##### TASK MATERIAL #####

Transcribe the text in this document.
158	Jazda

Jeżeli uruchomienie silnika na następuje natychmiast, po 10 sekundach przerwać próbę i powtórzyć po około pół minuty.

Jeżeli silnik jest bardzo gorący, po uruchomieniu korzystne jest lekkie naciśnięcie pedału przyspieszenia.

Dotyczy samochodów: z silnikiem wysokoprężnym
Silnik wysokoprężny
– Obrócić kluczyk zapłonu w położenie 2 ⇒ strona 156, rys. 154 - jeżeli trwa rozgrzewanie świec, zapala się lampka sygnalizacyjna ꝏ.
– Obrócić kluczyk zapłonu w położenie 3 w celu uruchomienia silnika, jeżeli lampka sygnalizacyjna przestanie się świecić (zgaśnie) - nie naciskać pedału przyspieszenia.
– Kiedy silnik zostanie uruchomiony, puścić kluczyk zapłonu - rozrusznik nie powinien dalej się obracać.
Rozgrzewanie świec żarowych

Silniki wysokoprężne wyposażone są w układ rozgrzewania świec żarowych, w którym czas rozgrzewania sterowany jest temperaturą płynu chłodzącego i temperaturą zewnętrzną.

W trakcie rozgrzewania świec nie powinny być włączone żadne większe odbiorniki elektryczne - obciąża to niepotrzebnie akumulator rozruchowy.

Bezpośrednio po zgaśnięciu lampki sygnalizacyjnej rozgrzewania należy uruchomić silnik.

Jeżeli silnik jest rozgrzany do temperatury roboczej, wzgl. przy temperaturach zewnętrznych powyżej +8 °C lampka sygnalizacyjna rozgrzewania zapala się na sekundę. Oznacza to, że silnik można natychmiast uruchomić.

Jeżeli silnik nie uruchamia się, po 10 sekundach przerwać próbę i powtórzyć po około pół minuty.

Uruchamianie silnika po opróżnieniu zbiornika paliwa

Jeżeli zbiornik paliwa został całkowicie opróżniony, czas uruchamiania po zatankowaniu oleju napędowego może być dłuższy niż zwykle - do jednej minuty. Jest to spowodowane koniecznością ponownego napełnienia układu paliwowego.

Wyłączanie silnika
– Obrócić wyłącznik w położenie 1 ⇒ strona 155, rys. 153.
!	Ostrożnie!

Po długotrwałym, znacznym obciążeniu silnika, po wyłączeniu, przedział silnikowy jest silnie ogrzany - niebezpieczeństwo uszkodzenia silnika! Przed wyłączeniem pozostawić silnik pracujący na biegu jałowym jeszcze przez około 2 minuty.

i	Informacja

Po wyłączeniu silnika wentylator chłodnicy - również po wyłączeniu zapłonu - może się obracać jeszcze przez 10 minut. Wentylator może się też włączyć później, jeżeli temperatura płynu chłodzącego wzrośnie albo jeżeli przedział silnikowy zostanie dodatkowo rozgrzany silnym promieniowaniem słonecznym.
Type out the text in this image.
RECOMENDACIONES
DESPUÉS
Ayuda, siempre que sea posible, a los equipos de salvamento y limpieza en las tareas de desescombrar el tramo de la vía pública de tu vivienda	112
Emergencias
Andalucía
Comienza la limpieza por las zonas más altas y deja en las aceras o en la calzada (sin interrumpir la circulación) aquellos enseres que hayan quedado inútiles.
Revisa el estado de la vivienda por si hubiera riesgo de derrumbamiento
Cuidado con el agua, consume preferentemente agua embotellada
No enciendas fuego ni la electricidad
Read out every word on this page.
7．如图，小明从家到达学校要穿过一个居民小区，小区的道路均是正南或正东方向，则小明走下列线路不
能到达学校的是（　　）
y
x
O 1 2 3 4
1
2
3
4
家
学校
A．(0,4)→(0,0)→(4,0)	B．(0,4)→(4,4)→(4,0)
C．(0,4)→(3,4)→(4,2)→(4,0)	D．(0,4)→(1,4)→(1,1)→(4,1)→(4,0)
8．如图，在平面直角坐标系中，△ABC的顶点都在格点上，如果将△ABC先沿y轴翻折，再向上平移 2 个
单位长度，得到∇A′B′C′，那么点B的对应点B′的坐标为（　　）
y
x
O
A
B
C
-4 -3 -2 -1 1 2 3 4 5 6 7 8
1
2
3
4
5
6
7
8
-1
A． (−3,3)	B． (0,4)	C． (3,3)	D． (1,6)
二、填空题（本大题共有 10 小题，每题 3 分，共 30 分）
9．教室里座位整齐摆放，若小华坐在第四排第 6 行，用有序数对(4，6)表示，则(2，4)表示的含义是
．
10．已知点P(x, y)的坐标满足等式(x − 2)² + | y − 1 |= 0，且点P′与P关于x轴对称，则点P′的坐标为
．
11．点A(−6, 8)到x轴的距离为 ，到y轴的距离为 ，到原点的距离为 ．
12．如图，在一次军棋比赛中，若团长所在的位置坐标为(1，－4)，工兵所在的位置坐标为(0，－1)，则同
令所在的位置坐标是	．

#####

** REQUIREMENTS **
Return every record, word for word.

** OUTPUT FOR THIS TASK **
Transcribe the text in this document.
158	Jazda

Jeżeli uruchomienie silnika na następuje natychmiast, po 10 sekundach przerwać próbę i powtórzyć po około pół minuty.

Jeżeli silnik jest bardzo gorący, po uruchomieniu korzystne jest lekkie naciśnięcie pedału przyspieszenia.

Dotyczy samochodów: z silnikiem wysokoprężnym
Silnik wysokoprężny
– Obrócić kluczyk zapłonu w położenie 2 ⇒ strona 156, rys. 154 - jeżeli trwa rozgrzewanie świec, zapala się lampka sygnalizacyjna ꝏ.
– Obrócić kluczyk zapłonu w położenie 3 w celu uruchomienia silnika, jeżeli lampka sygnalizacyjna przestanie się świecić (zgaśnie) - nie naciskać pedału przyspieszenia.
– Kiedy silnik zostanie uruchomiony, puścić kluczyk zapłonu - rozrusznik nie powinien dalej się obracać.
Rozgrzewanie świec żarowych

Silniki wysokoprężne wyposażone są w układ rozgrzewania świec żarowych, w którym czas rozgrzewania sterowany jest temperaturą płynu chłodzącego i temperaturą zewnętrzną.

W trakcie rozgrzewania świec nie powinny być włączone żadne większe odbiorniki elektryczne - obciąża to niepotrzebnie akumulator rozruchowy.

Bezpośrednio po zgaśnięciu lampki sygnalizacyjnej rozgrzewania należy uruchomić silnik.

Jeżeli silnik jest rozgrzany do temperatury roboczej, wzgl. przy temperaturach zewnętrznych powyżej +8 °C lampka sygnalizacyjna rozgrzewania zapala się na sekundę. Oznacza to, że silnik można natychmiast uruchomić.

Jeżeli silnik nie uruchamia się, po 10 sekundach przerwać próbę i powtórzyć po około pół minuty.

Uruchamianie silnika po opróżnieniu zbiornika paliwa

Jeżeli zbiornik paliwa został całkowicie opróżniony, czas uruchamiania po zatankowaniu oleju napędowego może być dłuższy niż zwykle - do jednej minuty. Jest to spowodowane koniecznością ponownego napełnienia układu paliwowego.

Wyłączanie silnika
– Obrócić wyłącznik w położenie 1 ⇒ strona 155, rys. 153.
!	Ostrożnie!

Po długotrwałym, znacznym obciążeniu silnika, po wyłączeniu, przedział silnikowy jest silnie ogrzany - niebezpieczeństwo uszkodzenia silnika! Przed wyłączeniem pozostawić silnik pracujący na biegu jałowym jeszcze przez około 2 minuty.

i	Informacja

Po wyłączeniu silnika wentylator chłodnicy - również po wyłączeniu zapłonu - może się obracać jeszcze przez 10 minut. Wentylator może się też włączyć później, jeżeli temperatura płynu chłodzącego wzrośnie albo jeżeli przedział silnikowy zostanie dodatkowo rozgrzany silnym promieniowaniem słonecznym.
Type out the text in this image.
RECOMENDACIONES
DESPUÉS
Ayuda, siempre que sea posible, a los equipos de salvamento y limpieza en las tareas de desescombrar el tramo de la vía pública de tu vivienda	112
Emergencias
Andalucía
Comienza la limpieza por las zonas más altas y deja en las aceras o en la calzada (sin interrumpir la circulación) aquellos enseres que hayan quedado inútiles.
Revisa el estado de la vivienda por si hubiera riesgo de derrumbamiento
Cuidado con el agua, consume preferentemente agua embotellada
No enciendas fuego ni la electricidad
Read out every word on this page.
7．如图，小明从家到达学校要穿过一个居民小区，小区的道路均是正南或正东方向，则小明走下列线路不
能到达学校的是（　　）
y
x
O 1 2 3 4
1
2
3
4
家
学校
A．(0,4)→(0,0)→(4,0)	B．(0,4)→(4,4)→(4,0)
C．(0,4)→(3,4)→(4,2)→(4,0)	D．(0,4)→(1,4)→(1,1)→(4,1)→(4,0)
8．如图，在平面直角坐标系中，△ABC的顶点都在格点上，如果将△ABC先沿y轴翻折，再向上平移 2 个
单位长度，得到∇A′B′C′，那么点B的对应点B′的坐标为（　　）
y
x
O
A
B
C
-4 -3 -2 -1 1 2 3 4 5 6 7 8
1
2
3
4
5
6
7
8
-1
A． (−3,3)	B． (0,4)	C． (3,3)	D． (1,6)
二、填空题（本大题共有 10 小题，每题 3 分，共 30 分）
9．教室里座位整齐摆放，若小华坐在第四排第 6 行，用有序数对(4，6)表示，则(2，4)表示的含义是
．
10．已知点P(x, y)的坐标满足等式(x − 2)² + | y − 1 |= 0，且点P′与P关于x轴对称，则点P′的坐标为
．
11．点A(−6, 8)到x轴的距离为 ，到y轴的距离为 ，到原点的距离为 ．
12．如图，在一次军棋比赛中，若团长所在的位置坐标为(1，－4)，工兵所在的位置坐标为(0，－1)，则同
令所在的位置坐标是	．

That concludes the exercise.